## begin Listed entries

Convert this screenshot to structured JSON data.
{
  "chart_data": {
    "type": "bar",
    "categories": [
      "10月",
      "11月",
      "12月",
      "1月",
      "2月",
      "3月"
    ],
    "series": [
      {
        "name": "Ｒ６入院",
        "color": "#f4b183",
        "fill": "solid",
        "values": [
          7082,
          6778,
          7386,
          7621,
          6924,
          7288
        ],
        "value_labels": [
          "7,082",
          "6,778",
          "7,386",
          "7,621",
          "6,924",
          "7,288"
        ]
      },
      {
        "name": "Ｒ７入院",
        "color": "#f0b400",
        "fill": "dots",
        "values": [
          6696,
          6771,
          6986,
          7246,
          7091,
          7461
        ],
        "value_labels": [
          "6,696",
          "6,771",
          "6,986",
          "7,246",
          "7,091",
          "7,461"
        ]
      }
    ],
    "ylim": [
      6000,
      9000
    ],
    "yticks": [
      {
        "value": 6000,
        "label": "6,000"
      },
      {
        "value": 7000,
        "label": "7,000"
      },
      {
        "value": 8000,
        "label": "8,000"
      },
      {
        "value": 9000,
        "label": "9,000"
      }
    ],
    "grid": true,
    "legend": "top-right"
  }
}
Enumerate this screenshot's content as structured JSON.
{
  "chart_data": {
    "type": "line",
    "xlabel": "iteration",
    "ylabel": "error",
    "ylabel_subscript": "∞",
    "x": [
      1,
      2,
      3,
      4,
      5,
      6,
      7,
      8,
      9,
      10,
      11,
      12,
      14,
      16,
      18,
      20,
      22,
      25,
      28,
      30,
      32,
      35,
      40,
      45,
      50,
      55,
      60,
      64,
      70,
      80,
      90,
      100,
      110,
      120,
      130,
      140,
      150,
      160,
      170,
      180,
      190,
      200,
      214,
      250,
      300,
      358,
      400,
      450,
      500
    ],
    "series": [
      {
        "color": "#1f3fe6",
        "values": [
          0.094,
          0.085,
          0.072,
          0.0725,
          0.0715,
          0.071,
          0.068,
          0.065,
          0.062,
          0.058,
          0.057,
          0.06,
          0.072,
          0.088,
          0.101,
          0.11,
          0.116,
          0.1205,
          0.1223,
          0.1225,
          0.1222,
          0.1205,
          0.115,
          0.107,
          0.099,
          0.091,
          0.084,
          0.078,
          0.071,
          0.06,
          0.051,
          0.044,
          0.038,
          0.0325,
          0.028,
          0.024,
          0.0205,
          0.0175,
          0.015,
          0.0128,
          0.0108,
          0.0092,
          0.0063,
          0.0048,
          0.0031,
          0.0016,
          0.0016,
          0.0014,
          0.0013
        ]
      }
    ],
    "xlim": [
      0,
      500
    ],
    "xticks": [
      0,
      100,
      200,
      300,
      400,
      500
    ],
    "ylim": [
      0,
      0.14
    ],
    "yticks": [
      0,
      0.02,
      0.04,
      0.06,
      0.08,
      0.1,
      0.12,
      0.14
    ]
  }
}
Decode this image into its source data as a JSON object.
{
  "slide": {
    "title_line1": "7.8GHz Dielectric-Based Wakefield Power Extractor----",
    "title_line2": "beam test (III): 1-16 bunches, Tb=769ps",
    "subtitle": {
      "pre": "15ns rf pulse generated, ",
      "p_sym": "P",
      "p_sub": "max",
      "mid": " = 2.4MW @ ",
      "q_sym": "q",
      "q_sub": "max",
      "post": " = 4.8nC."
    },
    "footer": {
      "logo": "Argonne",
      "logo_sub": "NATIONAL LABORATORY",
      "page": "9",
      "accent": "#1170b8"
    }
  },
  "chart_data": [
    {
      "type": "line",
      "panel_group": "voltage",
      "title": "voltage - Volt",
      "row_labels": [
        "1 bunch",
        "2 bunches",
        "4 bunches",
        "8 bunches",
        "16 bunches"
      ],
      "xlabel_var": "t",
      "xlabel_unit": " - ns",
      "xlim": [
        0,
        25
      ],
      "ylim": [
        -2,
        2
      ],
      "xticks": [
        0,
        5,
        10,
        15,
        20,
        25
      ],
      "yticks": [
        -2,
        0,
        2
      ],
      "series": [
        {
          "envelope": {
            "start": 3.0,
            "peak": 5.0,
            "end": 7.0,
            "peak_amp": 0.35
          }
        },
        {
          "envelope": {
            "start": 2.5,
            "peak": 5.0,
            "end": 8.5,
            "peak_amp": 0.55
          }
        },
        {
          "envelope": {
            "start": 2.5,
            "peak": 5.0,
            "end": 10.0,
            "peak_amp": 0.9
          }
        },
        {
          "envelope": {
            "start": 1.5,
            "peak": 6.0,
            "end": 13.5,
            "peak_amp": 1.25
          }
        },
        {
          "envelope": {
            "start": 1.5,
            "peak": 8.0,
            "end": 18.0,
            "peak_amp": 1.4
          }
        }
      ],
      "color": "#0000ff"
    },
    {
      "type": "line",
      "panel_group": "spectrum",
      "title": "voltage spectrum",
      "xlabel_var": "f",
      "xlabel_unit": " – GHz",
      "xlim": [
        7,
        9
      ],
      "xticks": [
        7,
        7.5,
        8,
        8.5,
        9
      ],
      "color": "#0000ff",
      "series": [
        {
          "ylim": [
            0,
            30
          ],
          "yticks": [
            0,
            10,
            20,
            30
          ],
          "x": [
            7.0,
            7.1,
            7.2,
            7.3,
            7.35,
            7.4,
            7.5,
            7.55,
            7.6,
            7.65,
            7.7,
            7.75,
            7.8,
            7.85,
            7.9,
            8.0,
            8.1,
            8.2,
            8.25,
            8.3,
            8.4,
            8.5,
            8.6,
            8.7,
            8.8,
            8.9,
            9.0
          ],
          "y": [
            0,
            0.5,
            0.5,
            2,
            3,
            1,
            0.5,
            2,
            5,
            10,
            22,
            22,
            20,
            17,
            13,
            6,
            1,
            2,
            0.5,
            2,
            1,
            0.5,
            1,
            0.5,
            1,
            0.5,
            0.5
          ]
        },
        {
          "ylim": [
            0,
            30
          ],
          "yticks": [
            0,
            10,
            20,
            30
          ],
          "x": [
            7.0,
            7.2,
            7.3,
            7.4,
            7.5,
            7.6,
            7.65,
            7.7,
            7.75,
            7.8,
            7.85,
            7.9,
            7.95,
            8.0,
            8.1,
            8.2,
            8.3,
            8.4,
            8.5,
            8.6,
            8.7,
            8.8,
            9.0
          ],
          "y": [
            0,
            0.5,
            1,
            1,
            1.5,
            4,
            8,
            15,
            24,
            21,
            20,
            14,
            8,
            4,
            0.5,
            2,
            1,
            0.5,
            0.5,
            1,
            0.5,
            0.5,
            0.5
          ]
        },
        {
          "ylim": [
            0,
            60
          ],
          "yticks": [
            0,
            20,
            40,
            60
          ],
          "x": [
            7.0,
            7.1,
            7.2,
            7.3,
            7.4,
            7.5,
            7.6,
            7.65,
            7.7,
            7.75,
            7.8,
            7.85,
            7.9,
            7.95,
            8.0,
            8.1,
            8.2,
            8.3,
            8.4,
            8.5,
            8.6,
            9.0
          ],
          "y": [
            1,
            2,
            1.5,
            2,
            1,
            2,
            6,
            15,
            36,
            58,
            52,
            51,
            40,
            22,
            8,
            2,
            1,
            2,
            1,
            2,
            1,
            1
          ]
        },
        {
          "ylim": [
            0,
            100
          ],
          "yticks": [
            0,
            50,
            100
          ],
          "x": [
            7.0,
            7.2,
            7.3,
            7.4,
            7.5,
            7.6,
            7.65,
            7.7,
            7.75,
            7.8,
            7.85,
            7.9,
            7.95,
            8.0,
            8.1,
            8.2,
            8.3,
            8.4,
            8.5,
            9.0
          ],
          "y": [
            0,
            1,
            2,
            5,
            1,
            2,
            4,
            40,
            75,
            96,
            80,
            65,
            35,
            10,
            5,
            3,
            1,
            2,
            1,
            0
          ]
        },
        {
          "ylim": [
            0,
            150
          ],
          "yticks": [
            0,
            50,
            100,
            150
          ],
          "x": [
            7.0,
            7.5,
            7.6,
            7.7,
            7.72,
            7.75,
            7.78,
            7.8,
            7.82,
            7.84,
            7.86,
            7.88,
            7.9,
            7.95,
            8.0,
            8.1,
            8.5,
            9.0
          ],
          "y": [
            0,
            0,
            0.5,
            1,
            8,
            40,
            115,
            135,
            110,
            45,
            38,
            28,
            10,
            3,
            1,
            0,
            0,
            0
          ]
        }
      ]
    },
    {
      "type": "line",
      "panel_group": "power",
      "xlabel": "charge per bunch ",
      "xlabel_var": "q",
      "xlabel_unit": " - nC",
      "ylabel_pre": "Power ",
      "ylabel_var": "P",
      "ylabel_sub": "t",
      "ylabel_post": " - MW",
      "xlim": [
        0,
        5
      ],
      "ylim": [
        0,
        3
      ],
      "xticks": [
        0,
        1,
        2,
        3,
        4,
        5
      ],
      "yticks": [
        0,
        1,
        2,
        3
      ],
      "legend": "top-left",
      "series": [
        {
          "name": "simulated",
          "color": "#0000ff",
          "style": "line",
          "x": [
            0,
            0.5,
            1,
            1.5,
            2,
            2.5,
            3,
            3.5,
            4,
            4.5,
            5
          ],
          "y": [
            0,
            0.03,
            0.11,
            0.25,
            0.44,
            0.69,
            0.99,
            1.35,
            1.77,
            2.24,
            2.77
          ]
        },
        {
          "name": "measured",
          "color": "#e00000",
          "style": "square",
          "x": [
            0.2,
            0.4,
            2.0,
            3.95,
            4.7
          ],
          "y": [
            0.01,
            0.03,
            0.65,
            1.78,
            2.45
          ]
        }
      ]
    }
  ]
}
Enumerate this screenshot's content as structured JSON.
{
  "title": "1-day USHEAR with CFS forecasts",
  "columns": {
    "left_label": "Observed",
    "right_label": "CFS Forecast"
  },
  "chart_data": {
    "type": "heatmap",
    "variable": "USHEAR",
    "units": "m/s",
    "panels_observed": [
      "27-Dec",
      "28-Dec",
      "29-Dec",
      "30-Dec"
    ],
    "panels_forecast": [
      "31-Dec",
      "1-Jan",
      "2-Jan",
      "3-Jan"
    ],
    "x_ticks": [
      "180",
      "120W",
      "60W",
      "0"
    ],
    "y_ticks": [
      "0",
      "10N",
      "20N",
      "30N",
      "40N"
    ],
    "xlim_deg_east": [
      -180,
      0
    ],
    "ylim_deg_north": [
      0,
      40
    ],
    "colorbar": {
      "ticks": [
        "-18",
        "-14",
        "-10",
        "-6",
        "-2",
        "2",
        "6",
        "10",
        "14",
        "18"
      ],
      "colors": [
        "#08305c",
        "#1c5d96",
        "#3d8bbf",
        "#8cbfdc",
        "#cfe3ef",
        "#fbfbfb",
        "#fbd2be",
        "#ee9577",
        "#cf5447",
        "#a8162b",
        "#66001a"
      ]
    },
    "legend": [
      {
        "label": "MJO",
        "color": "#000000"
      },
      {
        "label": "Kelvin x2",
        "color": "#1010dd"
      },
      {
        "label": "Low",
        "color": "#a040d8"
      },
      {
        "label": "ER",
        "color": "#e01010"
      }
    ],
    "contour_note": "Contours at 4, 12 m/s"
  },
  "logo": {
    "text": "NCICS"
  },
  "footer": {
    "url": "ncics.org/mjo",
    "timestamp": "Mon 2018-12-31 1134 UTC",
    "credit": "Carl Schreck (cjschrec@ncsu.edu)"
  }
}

## end Listed entries

▶ To do
Return all lines containing the word "voltage".

▶ Right answer
      "panel_group": "voltage",
      "title": "voltage - Volt",
      "title": "voltage spectrum",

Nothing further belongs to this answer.